## WHAT TO WORK ON
Type out the complete listing below word for word, without its pictures.

---------- SUPPLIED MATERIAL

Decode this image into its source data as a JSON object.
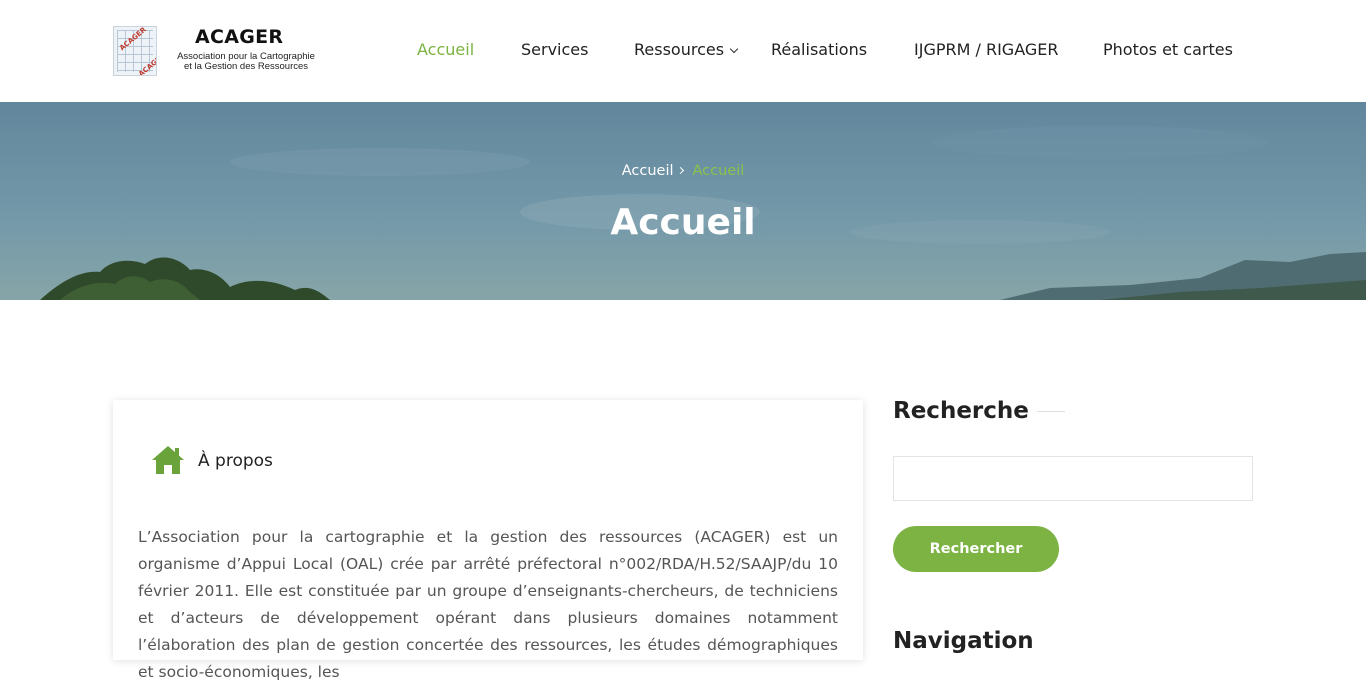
{
  "header": {
    "logo": {
      "title": "ACAGER",
      "subtitle_line1": "Association pour la Cartographie",
      "subtitle_line2": "et la Gestion des Ressources",
      "stamp": "ACAGER"
    },
    "nav": [
      {
        "label": "Accueil",
        "active": true
      },
      {
        "label": "Services",
        "active": false
      },
      {
        "label": "Ressources",
        "active": false,
        "has_dropdown": true
      },
      {
        "label": "Réalisations",
        "active": false
      },
      {
        "label": "IJGPRM / RIGAGER",
        "active": false
      },
      {
        "label": "Photos et cartes",
        "active": false
      }
    ]
  },
  "banner": {
    "breadcrumb": {
      "home": "Accueil",
      "current": "Accueil"
    },
    "title": "Accueil"
  },
  "about": {
    "icon": "home-icon",
    "title": "À propos",
    "text": "L’Association pour la cartographie et la gestion des ressources (ACAGER) est un organisme d’Appui Local (OAL) crée par arrêté préfectoral n°002/RDA/H.52/SAAJP/du 10 février 2011. Elle est constituée par un groupe d’enseignants-chercheurs, de techniciens et d’acteurs de développement opérant dans plusieurs domaines notamment l’élaboration des plan de gestion concertée des ressources, les études démographiques et socio-économiques, les"
  },
  "sidebar": {
    "search_title": "Recherche",
    "search_placeholder": "",
    "search_button": "Rechercher",
    "navigation_title": "Navigation"
  },
  "colors": {
    "accent": "#7cb342",
    "text": "#222222",
    "body_text": "#555555"
  }
}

--------------------

## FINISHED ANSWER
Decode this image into its source data as a JSON object.
{
  "header": {
    "logo": {
      "title": "ACAGER",
      "subtitle_line1": "Association pour la Cartographie",
      "subtitle_line2": "et la Gestion des Ressources",
      "stamp": "ACAGER"
    },
    "nav": [
      {
        "label": "Accueil",
        "active": true
      },
      {
        "label": "Services",
        "active": false
      },
      {
        "label": "Ressources",
        "active": false,
        "has_dropdown": true
      },
      {
        "label": "Réalisations",
        "active": false
      },
      {
        "label": "IJGPRM / RIGAGER",
        "active": false
      },
      {
        "label": "Photos et cartes",
        "active": false
      }
    ]
  },
  "banner": {
    "breadcrumb": {
      "home": "Accueil",
      "current": "Accueil"
    },
    "title": "Accueil"
  },
  "about": {
    "icon": "home-icon",
    "title": "À propos",
    "text": "L’Association pour la cartographie et la gestion des ressources (ACAGER) est un organisme d’Appui Local (OAL) crée par arrêté préfectoral n°002/RDA/H.52/SAAJP/du 10 février 2011. Elle est constituée par un groupe d’enseignants-chercheurs, de techniciens et d’acteurs de développement opérant dans plusieurs domaines notamment l’élaboration des plan de gestion concertée des ressources, les études démographiques et socio-économiques, les"
  },
  "sidebar": {
    "search_title": "Recherche",
    "search_placeholder": "",
    "search_button": "Rechercher",
    "navigation_title": "Navigation"
  },
  "colors": {
    "accent": "#7cb342",
    "text": "#222222",
    "body_text": "#555555"
  }
}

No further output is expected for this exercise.